GOAL | Reproduce the lines of the material exactly, excluding every image.

INPUT DATA |
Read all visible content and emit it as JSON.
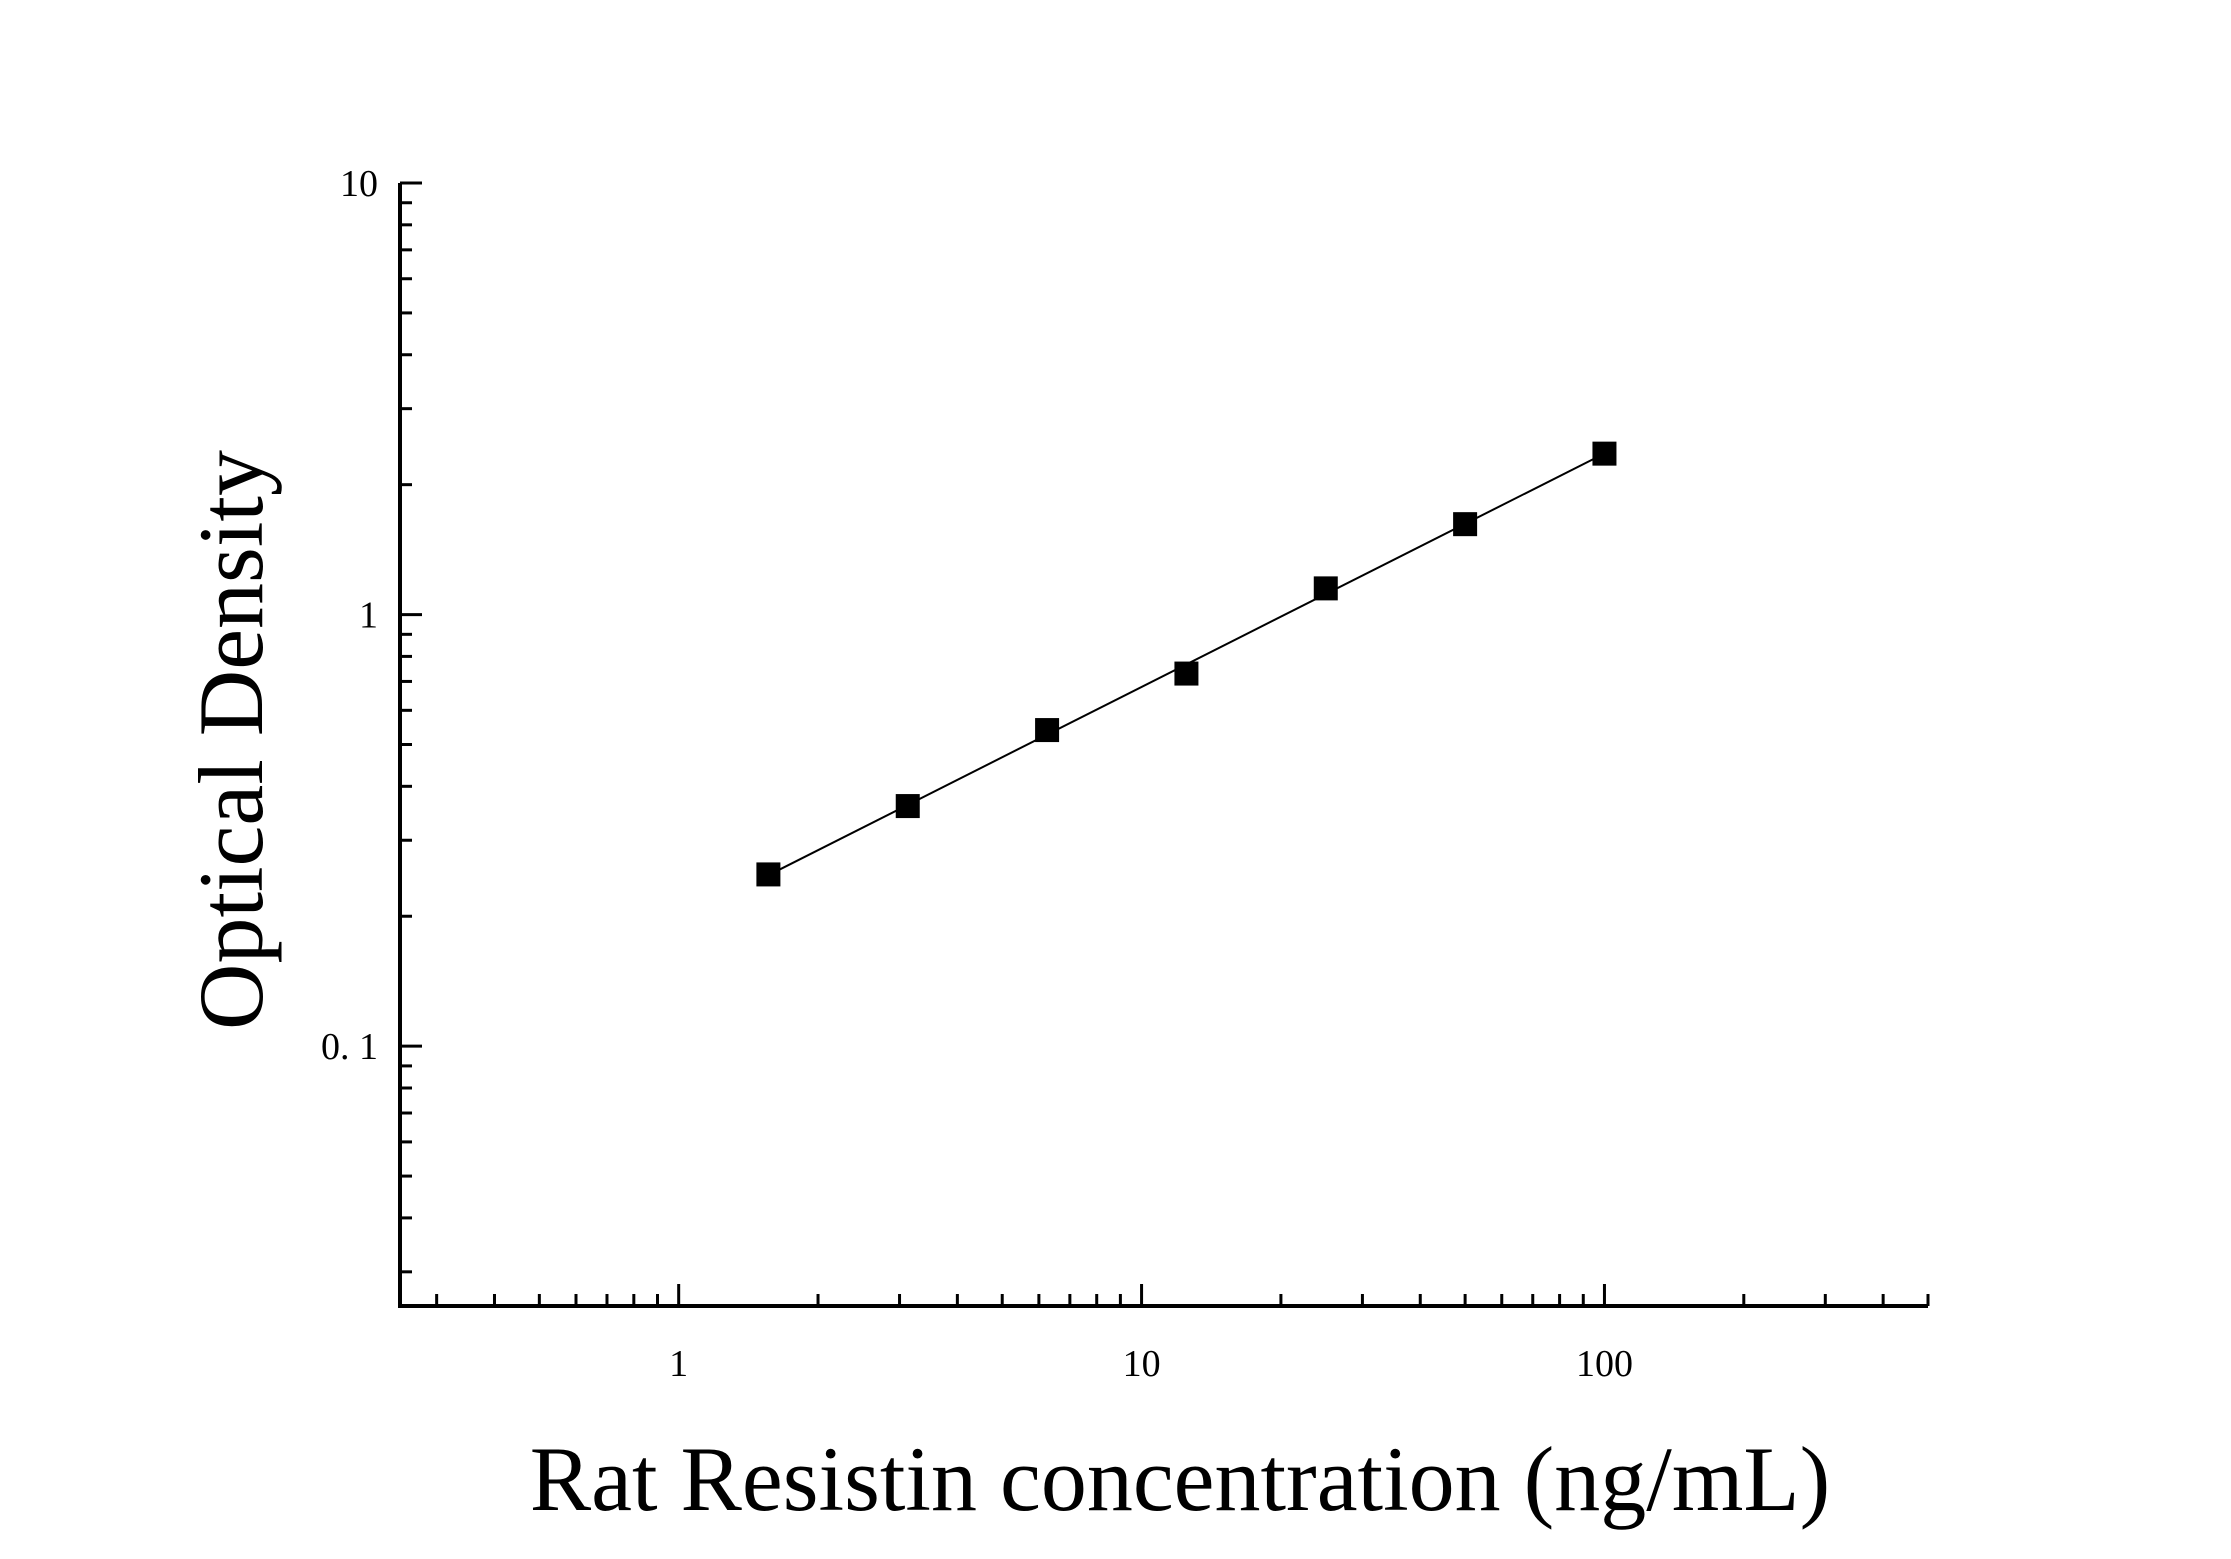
{
  "chart_data": {
    "type": "scatter",
    "title": "",
    "xlabel": "Rat Resistin concentration (ng/mL)",
    "ylabel": "Optical Density",
    "x_scale": "log",
    "y_scale": "log",
    "xlim": [
      0.25,
      500
    ],
    "ylim": [
      0.025,
      10
    ],
    "x_ticks": [
      {
        "value": 1,
        "label": "1"
      },
      {
        "value": 10,
        "label": "10"
      },
      {
        "value": 100,
        "label": "100"
      }
    ],
    "y_ticks": [
      {
        "value": 0.1,
        "label": "0. 1"
      },
      {
        "value": 1,
        "label": "1"
      },
      {
        "value": 10,
        "label": "10"
      }
    ],
    "grid": false,
    "legend": "none",
    "series": [
      {
        "x": [
          1.5625,
          3.125,
          6.25,
          12.5,
          25,
          50,
          100
        ],
        "y": [
          0.25,
          0.36,
          0.54,
          0.73,
          1.15,
          1.62,
          2.36
        ],
        "marker": "square",
        "color": "#000000",
        "fit_line": true
      }
    ]
  }
}
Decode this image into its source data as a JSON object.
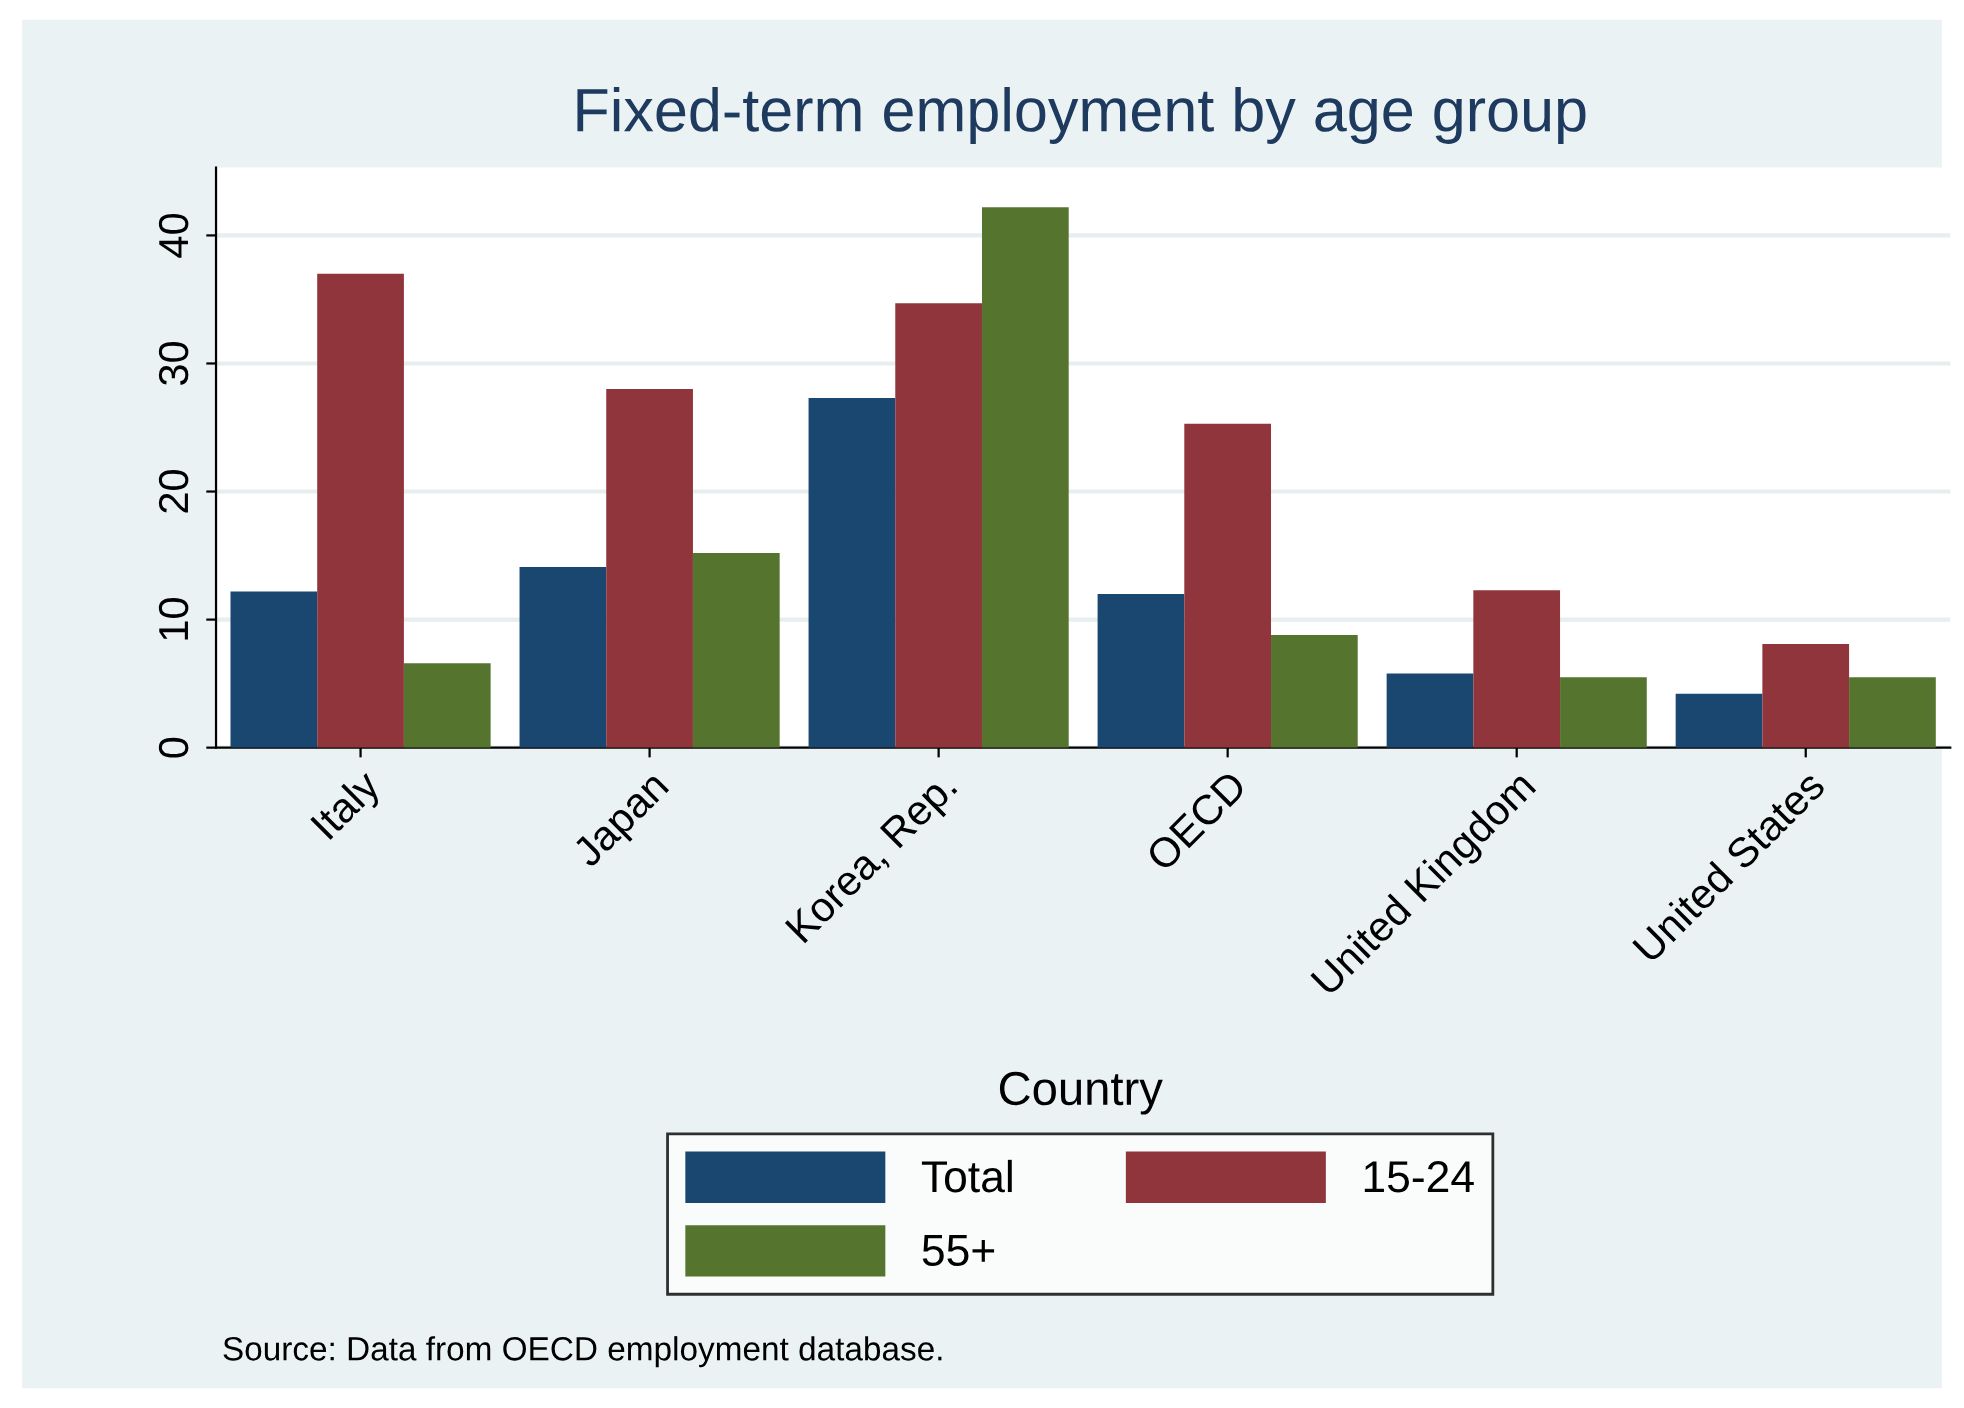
{
  "chart_data": {
    "type": "bar",
    "title": "Fixed-term employment by age group",
    "xlabel": "Country",
    "categories": [
      "Italy",
      "Japan",
      "Korea, Rep.",
      "OECD",
      "United Kingdom",
      "United States"
    ],
    "series": [
      {
        "name": "Total",
        "color": "#1a476f",
        "values": [
          12.2,
          14.1,
          27.3,
          12.0,
          5.8,
          4.2
        ]
      },
      {
        "name": "15-24",
        "color": "#90353b",
        "values": [
          37.0,
          28.0,
          34.7,
          25.3,
          12.3,
          8.1
        ]
      },
      {
        "name": "55+",
        "color": "#55752f",
        "values": [
          6.6,
          15.2,
          42.2,
          8.8,
          5.5,
          5.5
        ]
      }
    ],
    "ylim": [
      0,
      45.3
    ],
    "yticks": [
      0,
      10,
      20,
      30,
      40
    ],
    "grid": "y",
    "legend": "bottom",
    "annotations": [
      "Source: Data from OECD employment database."
    ]
  }
}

EXERCISE RESPONSE |
Read all visible content and emit it as JSON.
{
  "chart_data": {
    "type": "scatter",
    "title": "",
    "xlabel": "Rat Resistin concentration (ng/mL)",
    "ylabel": "Optical Density",
    "x_scale": "log",
    "y_scale": "log",
    "xlim": [
      0.25,
      500
    ],
    "ylim": [
      0.025,
      10
    ],
    "x_ticks": [
      {
        "value": 1,
        "label": "1"
      },
      {
        "value": 10,
        "label": "10"
      },
      {
        "value": 100,
        "label": "100"
      }
    ],
    "y_ticks": [
      {
        "value": 0.1,
        "label": "0. 1"
      },
      {
        "value": 1,
        "label": "1"
      },
      {
        "value": 10,
        "label": "10"
      }
    ],
    "grid": false,
    "legend": "none",
    "series": [
      {
        "x": [
          1.5625,
          3.125,
          6.25,
          12.5,
          25,
          50,
          100
        ],
        "y": [
          0.25,
          0.36,
          0.54,
          0.73,
          1.15,
          1.62,
          2.36
        ],
        "marker": "square",
        "color": "#000000",
        "fit_line": true
      }
    ]
  }
}
Decode this image into its source data as a JSON object.
{
  "chart_data": {
    "type": "bar",
    "title": "Fixed-term employment by age group",
    "xlabel": "Country",
    "categories": [
      "Italy",
      "Japan",
      "Korea, Rep.",
      "OECD",
      "United Kingdom",
      "United States"
    ],
    "series": [
      {
        "name": "Total",
        "color": "#1a476f",
        "values": [
          12.2,
          14.1,
          27.3,
          12.0,
          5.8,
          4.2
        ]
      },
      {
        "name": "15-24",
        "color": "#90353b",
        "values": [
          37.0,
          28.0,
          34.7,
          25.3,
          12.3,
          8.1
        ]
      },
      {
        "name": "55+",
        "color": "#55752f",
        "values": [
          6.6,
          15.2,
          42.2,
          8.8,
          5.5,
          5.5
        ]
      }
    ],
    "ylim": [
      0,
      45.3
    ],
    "yticks": [
      0,
      10,
      20,
      30,
      40
    ],
    "grid": "y",
    "legend": "bottom",
    "annotations": [
      "Source: Data from OECD employment database."
    ]
  }
}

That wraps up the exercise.